** begin Records for the task **
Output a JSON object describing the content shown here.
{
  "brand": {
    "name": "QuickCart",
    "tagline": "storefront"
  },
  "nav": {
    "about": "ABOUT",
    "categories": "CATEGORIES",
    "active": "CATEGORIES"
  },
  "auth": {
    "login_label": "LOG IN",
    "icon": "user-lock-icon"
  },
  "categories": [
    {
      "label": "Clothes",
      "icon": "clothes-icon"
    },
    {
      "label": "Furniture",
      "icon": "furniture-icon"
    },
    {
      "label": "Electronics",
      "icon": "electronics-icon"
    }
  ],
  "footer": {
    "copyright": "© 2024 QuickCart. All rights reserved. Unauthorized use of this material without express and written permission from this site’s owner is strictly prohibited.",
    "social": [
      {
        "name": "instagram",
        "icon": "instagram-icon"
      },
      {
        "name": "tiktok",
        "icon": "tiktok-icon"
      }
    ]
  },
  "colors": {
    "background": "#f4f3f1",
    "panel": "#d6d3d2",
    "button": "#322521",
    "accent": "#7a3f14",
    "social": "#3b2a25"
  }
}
** end Records for the task **
▶ **Task description**
The entries above must be returned exactly.

▶ **Finished exercise**
Output a JSON object describing the content shown here.
{
  "brand": {
    "name": "QuickCart",
    "tagline": "storefront"
  },
  "nav": {
    "about": "ABOUT",
    "categories": "CATEGORIES",
    "active": "CATEGORIES"
  },
  "auth": {
    "login_label": "LOG IN",
    "icon": "user-lock-icon"
  },
  "categories": [
    {
      "label": "Clothes",
      "icon": "clothes-icon"
    },
    {
      "label": "Furniture",
      "icon": "furniture-icon"
    },
    {
      "label": "Electronics",
      "icon": "electronics-icon"
    }
  ],
  "footer": {
    "copyright": "© 2024 QuickCart. All rights reserved. Unauthorized use of this material without express and written permission from this site’s owner is strictly prohibited.",
    "social": [
      {
        "name": "instagram",
        "icon": "instagram-icon"
      },
      {
        "name": "tiktok",
        "icon": "tiktok-icon"
      }
    ]
  },
  "colors": {
    "background": "#f4f3f1",
    "panel": "#d6d3d2",
    "button": "#322521",
    "accent": "#7a3f14",
    "social": "#3b2a25"
  }
}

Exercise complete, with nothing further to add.